Given data start

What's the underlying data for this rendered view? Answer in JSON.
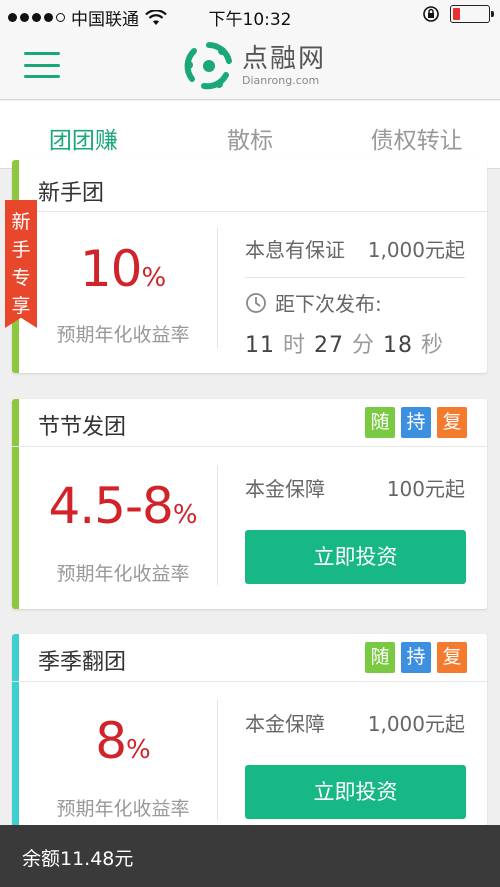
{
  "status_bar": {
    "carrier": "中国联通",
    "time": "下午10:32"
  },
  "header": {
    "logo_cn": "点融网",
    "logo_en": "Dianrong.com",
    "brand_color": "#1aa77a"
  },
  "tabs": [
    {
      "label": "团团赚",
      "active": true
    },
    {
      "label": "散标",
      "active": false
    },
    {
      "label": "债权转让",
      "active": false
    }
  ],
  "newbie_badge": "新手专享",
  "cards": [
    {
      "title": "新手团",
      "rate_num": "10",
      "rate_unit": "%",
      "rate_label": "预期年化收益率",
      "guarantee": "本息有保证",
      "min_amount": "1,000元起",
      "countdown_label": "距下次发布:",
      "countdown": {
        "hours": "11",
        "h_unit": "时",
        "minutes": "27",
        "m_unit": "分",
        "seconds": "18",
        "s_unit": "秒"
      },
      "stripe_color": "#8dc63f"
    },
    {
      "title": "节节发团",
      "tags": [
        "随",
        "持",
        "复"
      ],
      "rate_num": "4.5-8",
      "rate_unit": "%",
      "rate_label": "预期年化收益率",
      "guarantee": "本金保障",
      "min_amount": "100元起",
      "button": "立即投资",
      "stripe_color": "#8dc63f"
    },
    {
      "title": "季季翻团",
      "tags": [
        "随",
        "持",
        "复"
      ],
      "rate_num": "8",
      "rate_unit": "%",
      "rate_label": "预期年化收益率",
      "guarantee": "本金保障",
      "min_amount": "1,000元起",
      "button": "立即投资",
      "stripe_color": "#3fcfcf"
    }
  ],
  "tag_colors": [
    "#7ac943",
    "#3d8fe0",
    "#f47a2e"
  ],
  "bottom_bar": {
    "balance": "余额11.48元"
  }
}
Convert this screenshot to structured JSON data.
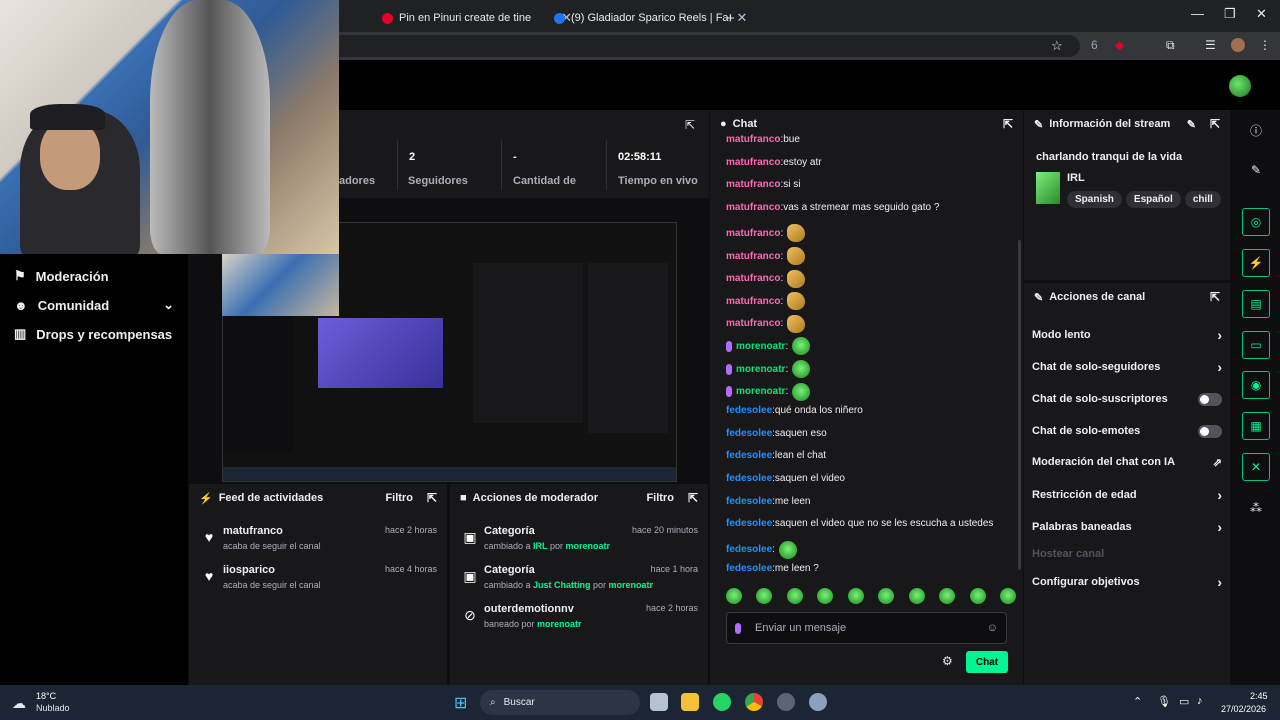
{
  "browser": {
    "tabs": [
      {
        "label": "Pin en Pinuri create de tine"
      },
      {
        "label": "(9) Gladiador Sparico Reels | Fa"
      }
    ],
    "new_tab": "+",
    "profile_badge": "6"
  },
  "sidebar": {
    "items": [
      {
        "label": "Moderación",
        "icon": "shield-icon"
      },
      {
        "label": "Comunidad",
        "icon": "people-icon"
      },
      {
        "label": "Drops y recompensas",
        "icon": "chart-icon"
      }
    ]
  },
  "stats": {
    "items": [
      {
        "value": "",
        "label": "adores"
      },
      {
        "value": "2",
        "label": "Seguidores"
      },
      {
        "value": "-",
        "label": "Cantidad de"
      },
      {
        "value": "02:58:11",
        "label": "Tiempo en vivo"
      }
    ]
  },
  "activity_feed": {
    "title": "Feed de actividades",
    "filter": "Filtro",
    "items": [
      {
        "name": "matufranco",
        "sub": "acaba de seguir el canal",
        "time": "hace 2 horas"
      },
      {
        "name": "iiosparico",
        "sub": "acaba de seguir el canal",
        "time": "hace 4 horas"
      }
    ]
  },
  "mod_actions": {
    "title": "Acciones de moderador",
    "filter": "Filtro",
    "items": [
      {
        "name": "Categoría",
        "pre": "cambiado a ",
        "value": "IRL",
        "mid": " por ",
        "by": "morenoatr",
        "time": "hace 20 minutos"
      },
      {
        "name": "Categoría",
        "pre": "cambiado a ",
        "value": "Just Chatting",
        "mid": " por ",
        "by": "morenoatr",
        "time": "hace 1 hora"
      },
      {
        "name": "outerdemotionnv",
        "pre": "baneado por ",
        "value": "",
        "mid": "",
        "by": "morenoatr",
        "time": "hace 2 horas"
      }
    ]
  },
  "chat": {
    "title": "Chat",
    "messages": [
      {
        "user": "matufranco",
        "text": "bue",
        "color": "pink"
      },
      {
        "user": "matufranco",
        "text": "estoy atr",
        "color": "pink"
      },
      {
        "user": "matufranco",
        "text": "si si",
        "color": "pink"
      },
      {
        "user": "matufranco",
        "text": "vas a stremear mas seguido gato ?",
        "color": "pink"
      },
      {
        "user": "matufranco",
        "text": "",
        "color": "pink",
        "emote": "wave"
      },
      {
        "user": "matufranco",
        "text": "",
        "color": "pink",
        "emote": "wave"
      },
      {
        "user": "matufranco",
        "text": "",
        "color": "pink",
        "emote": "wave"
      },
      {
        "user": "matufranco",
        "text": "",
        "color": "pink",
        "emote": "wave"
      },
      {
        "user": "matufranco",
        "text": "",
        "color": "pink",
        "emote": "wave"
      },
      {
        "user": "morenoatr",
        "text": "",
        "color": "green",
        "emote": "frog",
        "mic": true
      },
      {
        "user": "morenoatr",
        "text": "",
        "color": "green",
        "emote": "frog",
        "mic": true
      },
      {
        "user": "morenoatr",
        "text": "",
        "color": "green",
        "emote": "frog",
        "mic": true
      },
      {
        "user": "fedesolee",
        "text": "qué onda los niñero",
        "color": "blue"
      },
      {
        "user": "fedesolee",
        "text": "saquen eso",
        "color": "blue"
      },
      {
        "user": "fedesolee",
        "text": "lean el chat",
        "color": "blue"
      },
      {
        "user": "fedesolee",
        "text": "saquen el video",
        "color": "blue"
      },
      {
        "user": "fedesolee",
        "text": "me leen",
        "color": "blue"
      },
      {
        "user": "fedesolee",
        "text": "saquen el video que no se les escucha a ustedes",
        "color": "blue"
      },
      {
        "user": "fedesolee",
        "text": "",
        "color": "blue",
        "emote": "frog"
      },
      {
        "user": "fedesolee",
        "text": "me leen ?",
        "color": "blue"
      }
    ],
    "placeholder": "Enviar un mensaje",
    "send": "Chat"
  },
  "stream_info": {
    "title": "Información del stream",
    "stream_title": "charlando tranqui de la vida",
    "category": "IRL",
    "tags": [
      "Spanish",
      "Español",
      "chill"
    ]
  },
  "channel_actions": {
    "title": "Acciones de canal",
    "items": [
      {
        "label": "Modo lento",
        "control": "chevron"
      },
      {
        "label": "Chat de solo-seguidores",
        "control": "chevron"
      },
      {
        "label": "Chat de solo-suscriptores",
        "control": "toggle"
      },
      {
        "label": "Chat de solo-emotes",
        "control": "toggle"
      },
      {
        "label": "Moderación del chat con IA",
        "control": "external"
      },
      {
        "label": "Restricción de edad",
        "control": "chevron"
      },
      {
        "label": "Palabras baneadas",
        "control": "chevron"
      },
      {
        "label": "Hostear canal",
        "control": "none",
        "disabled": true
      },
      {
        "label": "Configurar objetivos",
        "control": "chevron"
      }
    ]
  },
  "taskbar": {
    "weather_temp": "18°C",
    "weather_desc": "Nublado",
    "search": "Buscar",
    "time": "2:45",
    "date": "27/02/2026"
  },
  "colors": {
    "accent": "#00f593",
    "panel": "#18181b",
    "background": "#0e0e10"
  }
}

Given data end

Quote in full the listing given above; the images are to be left out.

What's the underlying data for this rendered view? Answer in JSON.
{
  "status_bar": {
    "carrier": "中国联通",
    "time": "下午10:32"
  },
  "header": {
    "logo_cn": "点融网",
    "logo_en": "Dianrong.com",
    "brand_color": "#1aa77a"
  },
  "tabs": [
    {
      "label": "团团赚",
      "active": true
    },
    {
      "label": "散标",
      "active": false
    },
    {
      "label": "债权转让",
      "active": false
    }
  ],
  "newbie_badge": "新手专享",
  "cards": [
    {
      "title": "新手团",
      "rate_num": "10",
      "rate_unit": "%",
      "rate_label": "预期年化收益率",
      "guarantee": "本息有保证",
      "min_amount": "1,000元起",
      "countdown_label": "距下次发布:",
      "countdown": {
        "hours": "11",
        "h_unit": "时",
        "minutes": "27",
        "m_unit": "分",
        "seconds": "18",
        "s_unit": "秒"
      },
      "stripe_color": "#8dc63f"
    },
    {
      "title": "节节发团",
      "tags": [
        "随",
        "持",
        "复"
      ],
      "rate_num": "4.5-8",
      "rate_unit": "%",
      "rate_label": "预期年化收益率",
      "guarantee": "本金保障",
      "min_amount": "100元起",
      "button": "立即投资",
      "stripe_color": "#8dc63f"
    },
    {
      "title": "季季翻团",
      "tags": [
        "随",
        "持",
        "复"
      ],
      "rate_num": "8",
      "rate_unit": "%",
      "rate_label": "预期年化收益率",
      "guarantee": "本金保障",
      "min_amount": "1,000元起",
      "button": "立即投资",
      "stripe_color": "#3fcfcf"
    }
  ],
  "tag_colors": [
    "#7ac943",
    "#3d8fe0",
    "#f47a2e"
  ],
  "bottom_bar": {
    "balance": "余额11.48元"
  }
}
Convert this screenshot to structured JSON data.
{
  "browser": {
    "tabs": [
      {
        "label": "Pin en Pinuri create de tine"
      },
      {
        "label": "(9) Gladiador Sparico Reels | Fa"
      }
    ],
    "new_tab": "+",
    "profile_badge": "6"
  },
  "sidebar": {
    "items": [
      {
        "label": "Moderación",
        "icon": "shield-icon"
      },
      {
        "label": "Comunidad",
        "icon": "people-icon"
      },
      {
        "label": "Drops y recompensas",
        "icon": "chart-icon"
      }
    ]
  },
  "stats": {
    "items": [
      {
        "value": "",
        "label": "adores"
      },
      {
        "value": "2",
        "label": "Seguidores"
      },
      {
        "value": "-",
        "label": "Cantidad de"
      },
      {
        "value": "02:58:11",
        "label": "Tiempo en vivo"
      }
    ]
  },
  "activity_feed": {
    "title": "Feed de actividades",
    "filter": "Filtro",
    "items": [
      {
        "name": "matufranco",
        "sub": "acaba de seguir el canal",
        "time": "hace 2 horas"
      },
      {
        "name": "iiosparico",
        "sub": "acaba de seguir el canal",
        "time": "hace 4 horas"
      }
    ]
  },
  "mod_actions": {
    "title": "Acciones de moderador",
    "filter": "Filtro",
    "items": [
      {
        "name": "Categoría",
        "pre": "cambiado a ",
        "value": "IRL",
        "mid": " por ",
        "by": "morenoatr",
        "time": "hace 20 minutos"
      },
      {
        "name": "Categoría",
        "pre": "cambiado a ",
        "value": "Just Chatting",
        "mid": " por ",
        "by": "morenoatr",
        "time": "hace 1 hora"
      },
      {
        "name": "outerdemotionnv",
        "pre": "baneado por ",
        "value": "",
        "mid": "",
        "by": "morenoatr",
        "time": "hace 2 horas"
      }
    ]
  },
  "chat": {
    "title": "Chat",
    "messages": [
      {
        "user": "matufranco",
        "text": "bue",
        "color": "pink"
      },
      {
        "user": "matufranco",
        "text": "estoy atr",
        "color": "pink"
      },
      {
        "user": "matufranco",
        "text": "si si",
        "color": "pink"
      },
      {
        "user": "matufranco",
        "text": "vas a stremear mas seguido gato ?",
        "color": "pink"
      },
      {
        "user": "matufranco",
        "text": "",
        "color": "pink",
        "emote": "wave"
      },
      {
        "user": "matufranco",
        "text": "",
        "color": "pink",
        "emote": "wave"
      },
      {
        "user": "matufranco",
        "text": "",
        "color": "pink",
        "emote": "wave"
      },
      {
        "user": "matufranco",
        "text": "",
        "color": "pink",
        "emote": "wave"
      },
      {
        "user": "matufranco",
        "text": "",
        "color": "pink",
        "emote": "wave"
      },
      {
        "user": "morenoatr",
        "text": "",
        "color": "green",
        "emote": "frog",
        "mic": true
      },
      {
        "user": "morenoatr",
        "text": "",
        "color": "green",
        "emote": "frog",
        "mic": true
      },
      {
        "user": "morenoatr",
        "text": "",
        "color": "green",
        "emote": "frog",
        "mic": true
      },
      {
        "user": "fedesolee",
        "text": "qué onda los niñero",
        "color": "blue"
      },
      {
        "user": "fedesolee",
        "text": "saquen eso",
        "color": "blue"
      },
      {
        "user": "fedesolee",
        "text": "lean el chat",
        "color": "blue"
      },
      {
        "user": "fedesolee",
        "text": "saquen el video",
        "color": "blue"
      },
      {
        "user": "fedesolee",
        "text": "me leen",
        "color": "blue"
      },
      {
        "user": "fedesolee",
        "text": "saquen el video que no se les escucha a ustedes",
        "color": "blue"
      },
      {
        "user": "fedesolee",
        "text": "",
        "color": "blue",
        "emote": "frog"
      },
      {
        "user": "fedesolee",
        "text": "me leen ?",
        "color": "blue"
      }
    ],
    "placeholder": "Enviar un mensaje",
    "send": "Chat"
  },
  "stream_info": {
    "title": "Información del stream",
    "stream_title": "charlando tranqui de la vida",
    "category": "IRL",
    "tags": [
      "Spanish",
      "Español",
      "chill"
    ]
  },
  "channel_actions": {
    "title": "Acciones de canal",
    "items": [
      {
        "label": "Modo lento",
        "control": "chevron"
      },
      {
        "label": "Chat de solo-seguidores",
        "control": "chevron"
      },
      {
        "label": "Chat de solo-suscriptores",
        "control": "toggle"
      },
      {
        "label": "Chat de solo-emotes",
        "control": "toggle"
      },
      {
        "label": "Moderación del chat con IA",
        "control": "external"
      },
      {
        "label": "Restricción de edad",
        "control": "chevron"
      },
      {
        "label": "Palabras baneadas",
        "control": "chevron"
      },
      {
        "label": "Hostear canal",
        "control": "none",
        "disabled": true
      },
      {
        "label": "Configurar objetivos",
        "control": "chevron"
      }
    ]
  },
  "taskbar": {
    "weather_temp": "18°C",
    "weather_desc": "Nublado",
    "search": "Buscar",
    "time": "2:45",
    "date": "27/02/2026"
  },
  "colors": {
    "accent": "#00f593",
    "panel": "#18181b",
    "background": "#0e0e10"
  }
}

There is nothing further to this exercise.